* _Brief_: Return every line below as is, leaving out the pictures.
====== Input
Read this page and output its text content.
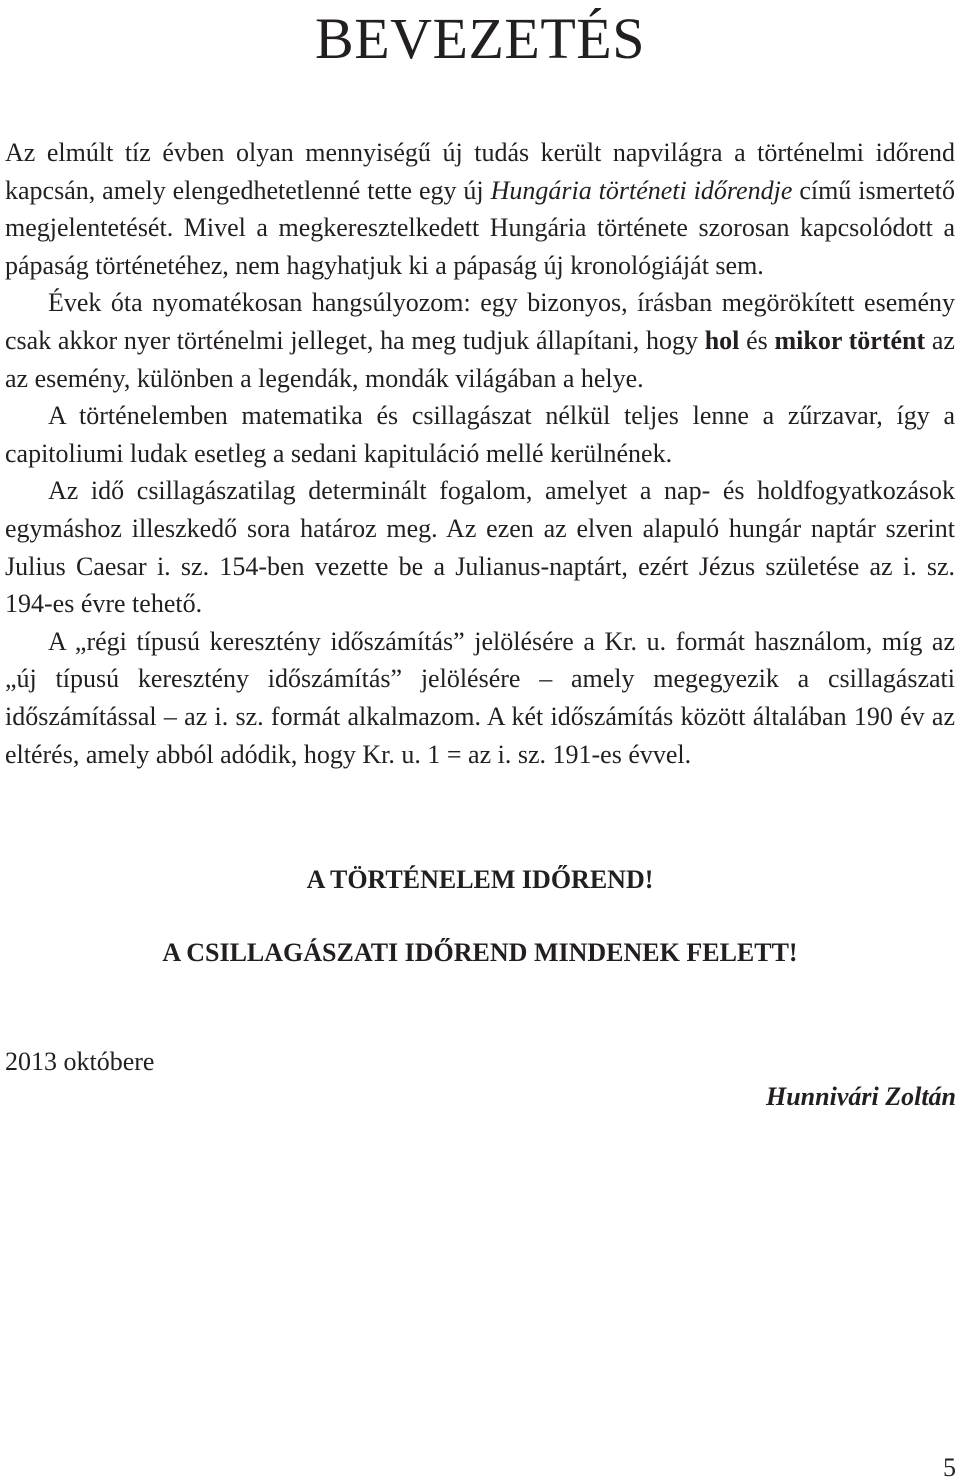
BEVEZETÉS

Az elmúlt tíz évben olyan mennyiségű új tudás került napvilágra a történelmi időrend kapcsán, amely elengedhetetlenné tette egy új Hungária történeti időrendje című ismertető megjelentetését. Mivel a megkeresztelkedett Hungária története szorosan kapcsolódott a pápaság történetéhez, nem hagyhatjuk ki a pápaság új kronológiáját sem.

Évek óta nyomatékosan hangsúlyozom: egy bizonyos, írásban megörökített esemény csak akkor nyer történelmi jelleget, ha meg tudjuk állapítani, hogy hol és mikor történt az az esemény, különben a legendák, mondák világában a helye.

A történelemben matematika és csillagászat nélkül teljes lenne a zűrzavar, így a capitoliumi ludak esetleg a sedani kapituláció mellé kerülnének.

Az idő csillagászatilag determinált fogalom, amelyet a nap- és holdfogyatkozások egymáshoz illeszkedő sora határoz meg. Az ezen az elven alapuló hungár naptár szerint Julius Caesar i. sz. 154-ben vezette be a Julianus-naptárt, ezért Jézus születése az i. sz. 194-es évre tehető.

A „régi típusú keresztény időszámítás” jelölésére a Kr. u. formát használom, míg az „új típusú keresztény időszámítás” jelölésére – amely megegyezik a csillagászati időszámítással – az i. sz. formát alkalmazom. A két időszámítás között általában 190 év az eltérés, amely abból adódik, hogy Kr. u. 1 = az i. sz. 191-es évvel.

A TÖRTÉNELEM IDŐREND!

A CSILLAGÁSZATI IDŐREND MINDENEK FELETT!

2013 októbere
Hunnivári Zoltán
5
============
* _Result of this task_:
Read this page and output its text content.
BEVEZETÉS

Az elmúlt tíz évben olyan mennyiségű új tudás került napvilágra a történelmi időrend kapcsán, amely elengedhetetlenné tette egy új Hungária történeti időrendje című ismertető megjelentetését. Mivel a megkeresztelkedett Hungária története szorosan kapcsolódott a pápaság történetéhez, nem hagyhatjuk ki a pápaság új kronológiáját sem.

Évek óta nyomatékosan hangsúlyozom: egy bizonyos, írásban megörökített esemény csak akkor nyer történelmi jelleget, ha meg tudjuk állapítani, hogy hol és mikor történt az az esemény, különben a legendák, mondák világában a helye.

A történelemben matematika és csillagászat nélkül teljes lenne a zűrzavar, így a capitoliumi ludak esetleg a sedani kapituláció mellé kerülnének.

Az idő csillagászatilag determinált fogalom, amelyet a nap- és holdfogyatkozások egymáshoz illeszkedő sora határoz meg. Az ezen az elven alapuló hungár naptár szerint Julius Caesar i. sz. 154-ben vezette be a Julianus-naptárt, ezért Jézus születése az i. sz. 194-es évre tehető.

A „régi típusú keresztény időszámítás” jelölésére a Kr. u. formát használom, míg az „új típusú keresztény időszámítás” jelölésére – amely megegyezik a csillagászati időszámítással – az i. sz. formát alkalmazom. A két időszámítás között általában 190 év az eltérés, amely abból adódik, hogy Kr. u. 1 = az i. sz. 191-es évvel.

A TÖRTÉNELEM IDŐREND!

A CSILLAGÁSZATI IDŐREND MINDENEK FELETT!

2013 októbere
Hunnivári Zoltán
5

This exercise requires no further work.